• Alıntı:
____________________

Emsal Mahkeme Kararı Adana 2. Asliye Ticaret Mahkemesi 2019/893 E. 2021/851 K. 06.10.2021 T.

Görüntülediğiniz mahkeme kararı kesinleşmiş bir karardır.

T.C. ADANA 2. ASLİYE TİCARET MAHKEMESİ Esas-Karar No: 2019/893 Esas – 2021/851
TÜRK MİLLETİ ADINA
T.C.
ADANA
ASLİYE TİCARET 2. MAHKEMESİ
GEREKÇELİ KARAR

ESAS NO : 2019/893 Esas
KARAR NO : 2021/851

HAKİM : …
KATİP : …

DAVACI : … ANONİM ŞİRKETİ – …
VEKİLİ : Av. … – …
DAVALI : … TİCARET VE SANAYİ A.Ş. – …
VEKİLİ : Av. … – …
DAVA : İtirazın İptali (Ticari Satımdan Kaynaklanan)
DAVA TARİHİ : 03.12.2019
KARAR TARİHİ : 06.10.2021
GEREKÇELİ KARARIN
YAZILDIĞI TARİH : …
Davacı tarafından açılan davanın yapılan açık yargılaması sonunda;
DAVANIN ÖZETİ
Davacı vekili dava dilekçesinde özetle; alacaklı müvekkili … A.Ş., borçlunun … Ticaret Sanayi A.Ş.’ye çeşitli tarihlerde teknik servis hizmeti sağladığını, sağlanan bu hizmetlere yönelik olarak faturalar düzenlendiğini, borçlu iş yerinde düzenlenen periyodik kontrol formu ve servis bilgi formundan anlaşılacağı üzere müvekkilinin edimleri ifa ettiğini, düzenlenen faturalara yönelik olarak müvekkili … A.Ş.’nin 38.462,07-TL alacağının doğduğunu, borçlu şirkete yapılan çağrılarak rağmen kendisine ödeme yapılmadığını, Adana 12. İcra Dairesine ait 2019/… esas sayılı dosyası ile takibe geçildiğini, takip çıkışı asıl alacak ve faiz kalemleri ile birlikte toplam 43.023,36-TL olduğunu, borçlu şirkete 04.07.2019 tarihinde ödeme emri gönderildiğini ve borçlu tarafından 23.07.2019 tarihinde yetkiye, borca, faize ve tüm ferilere itiraz ettiğini belirterek fazlaya ilişkin hakları saklı kalmak koşuluyla 47.873,19-TL üzerinden takibin devamına, haksız itirazın iptaline, takibin devamına ve %20’den aşağı olmamak koşuluyla icra inkar tazminatına hükmedilmesini talep ve dava etmiştir.

____________________

Karar metninde "DAVACI : … ANONİM" sözleriyle başlayan yerden "(Ticari Satımdan Kaynaklanan)" sözlerine kadar olan her şeyi harfi harfine yazıya geçirin. Buradaki satırların karar metniyle bir ilgisi yok.

(Öğe kutusu notları)
____________________

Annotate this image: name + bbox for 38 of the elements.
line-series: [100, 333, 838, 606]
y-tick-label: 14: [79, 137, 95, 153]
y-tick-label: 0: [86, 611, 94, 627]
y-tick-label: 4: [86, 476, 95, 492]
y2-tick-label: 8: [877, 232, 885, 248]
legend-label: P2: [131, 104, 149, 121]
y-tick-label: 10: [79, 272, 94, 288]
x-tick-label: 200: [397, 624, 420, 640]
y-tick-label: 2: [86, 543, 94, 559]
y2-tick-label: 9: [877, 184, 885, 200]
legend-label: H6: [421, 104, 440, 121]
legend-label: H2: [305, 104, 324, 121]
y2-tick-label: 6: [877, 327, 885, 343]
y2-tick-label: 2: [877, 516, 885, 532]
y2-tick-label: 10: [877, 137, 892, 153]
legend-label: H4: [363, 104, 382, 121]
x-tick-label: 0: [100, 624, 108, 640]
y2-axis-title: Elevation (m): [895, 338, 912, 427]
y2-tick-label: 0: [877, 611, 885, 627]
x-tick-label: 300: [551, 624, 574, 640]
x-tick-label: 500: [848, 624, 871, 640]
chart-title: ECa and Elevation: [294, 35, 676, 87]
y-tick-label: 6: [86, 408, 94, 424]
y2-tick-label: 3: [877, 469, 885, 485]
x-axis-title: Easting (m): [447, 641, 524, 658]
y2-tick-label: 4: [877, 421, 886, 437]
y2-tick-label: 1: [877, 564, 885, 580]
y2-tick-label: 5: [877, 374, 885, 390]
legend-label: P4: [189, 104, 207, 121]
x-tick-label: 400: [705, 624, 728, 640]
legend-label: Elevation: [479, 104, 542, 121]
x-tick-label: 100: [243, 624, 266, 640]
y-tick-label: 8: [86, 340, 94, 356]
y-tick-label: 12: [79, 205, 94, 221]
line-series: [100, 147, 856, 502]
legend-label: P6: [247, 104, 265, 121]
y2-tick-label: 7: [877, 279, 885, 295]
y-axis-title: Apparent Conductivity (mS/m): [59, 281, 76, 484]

____________________

• Yanıt aşağıda:
DAVACI : … ANONİM ŞİRKETİ – …
VEKİLİ : Av. … – …
DAVALI : … TİCARET VE SANAYİ A.Ş. – …
VEKİLİ : Av. … – …
DAVA : İtirazın İptali (Ticari Satımdan Kaynaklanan)